▶ **Instruction**:
Copy each line that contains the string "with".

▶ **Data for this task**:
※

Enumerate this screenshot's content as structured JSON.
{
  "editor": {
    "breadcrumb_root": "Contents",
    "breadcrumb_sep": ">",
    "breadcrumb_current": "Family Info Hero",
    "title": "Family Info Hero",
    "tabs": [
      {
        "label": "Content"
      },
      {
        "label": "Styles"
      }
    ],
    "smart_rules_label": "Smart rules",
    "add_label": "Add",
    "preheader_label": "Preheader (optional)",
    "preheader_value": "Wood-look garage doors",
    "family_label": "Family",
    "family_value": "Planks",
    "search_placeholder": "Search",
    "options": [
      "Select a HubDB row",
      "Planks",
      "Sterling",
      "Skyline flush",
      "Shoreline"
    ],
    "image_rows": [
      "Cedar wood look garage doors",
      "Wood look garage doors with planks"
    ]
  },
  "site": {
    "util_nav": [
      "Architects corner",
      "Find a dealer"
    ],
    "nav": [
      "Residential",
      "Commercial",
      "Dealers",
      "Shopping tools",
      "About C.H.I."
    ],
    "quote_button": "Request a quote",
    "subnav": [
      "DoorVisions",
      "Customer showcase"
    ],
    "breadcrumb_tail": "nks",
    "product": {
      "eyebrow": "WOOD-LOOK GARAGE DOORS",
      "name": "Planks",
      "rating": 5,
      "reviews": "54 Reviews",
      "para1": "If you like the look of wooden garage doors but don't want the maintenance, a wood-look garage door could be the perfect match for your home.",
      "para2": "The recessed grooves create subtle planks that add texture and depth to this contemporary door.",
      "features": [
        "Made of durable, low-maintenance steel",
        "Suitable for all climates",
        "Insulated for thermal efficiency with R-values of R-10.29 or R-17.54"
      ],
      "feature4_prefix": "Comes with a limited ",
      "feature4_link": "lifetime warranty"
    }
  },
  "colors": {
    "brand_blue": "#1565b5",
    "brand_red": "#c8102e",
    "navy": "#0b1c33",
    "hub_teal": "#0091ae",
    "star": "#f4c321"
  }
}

※

▶ **Written solution**:
      "Wood look garage doors with planks"
        "Insulated for thermal efficiency with R-values of R-10.29 or R-17.54"
      "feature4_prefix": "Comes with a limited ",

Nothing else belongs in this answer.